- **MATERIAL FOR THE TASK**:
>>>>
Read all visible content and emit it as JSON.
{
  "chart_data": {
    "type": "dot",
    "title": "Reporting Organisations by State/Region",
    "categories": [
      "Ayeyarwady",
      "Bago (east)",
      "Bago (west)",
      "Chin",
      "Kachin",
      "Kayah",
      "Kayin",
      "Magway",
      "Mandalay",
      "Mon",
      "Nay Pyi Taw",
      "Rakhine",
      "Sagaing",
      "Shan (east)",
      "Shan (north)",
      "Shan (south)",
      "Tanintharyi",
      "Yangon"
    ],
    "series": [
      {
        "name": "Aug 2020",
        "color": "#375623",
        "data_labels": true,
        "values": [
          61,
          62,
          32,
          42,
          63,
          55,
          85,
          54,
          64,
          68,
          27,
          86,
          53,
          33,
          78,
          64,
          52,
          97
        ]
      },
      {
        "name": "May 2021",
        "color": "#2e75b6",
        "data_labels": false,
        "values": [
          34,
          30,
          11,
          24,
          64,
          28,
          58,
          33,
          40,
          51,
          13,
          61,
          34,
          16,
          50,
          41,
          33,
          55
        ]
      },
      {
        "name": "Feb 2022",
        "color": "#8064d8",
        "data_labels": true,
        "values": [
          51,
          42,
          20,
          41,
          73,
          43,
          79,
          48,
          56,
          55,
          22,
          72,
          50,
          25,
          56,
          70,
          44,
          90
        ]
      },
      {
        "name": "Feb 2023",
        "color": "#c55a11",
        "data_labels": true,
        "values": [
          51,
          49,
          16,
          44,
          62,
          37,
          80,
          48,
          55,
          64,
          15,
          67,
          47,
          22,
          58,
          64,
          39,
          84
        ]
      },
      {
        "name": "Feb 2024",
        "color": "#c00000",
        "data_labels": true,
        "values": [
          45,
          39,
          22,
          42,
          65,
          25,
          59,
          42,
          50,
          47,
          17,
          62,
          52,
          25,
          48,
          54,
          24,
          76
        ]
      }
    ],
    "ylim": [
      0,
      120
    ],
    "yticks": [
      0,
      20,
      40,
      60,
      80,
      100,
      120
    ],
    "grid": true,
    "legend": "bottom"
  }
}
<<<<
- **TASK DIRECTIONS**: Check each line above for the string "color", then copy the ones that have it.

- **ANSWER TO THE PROBLEM**:
        "color": "#375623",
        "color": "#2e75b6",
        "color": "#8064d8",
        "color": "#c55a11",
        "color": "#c00000",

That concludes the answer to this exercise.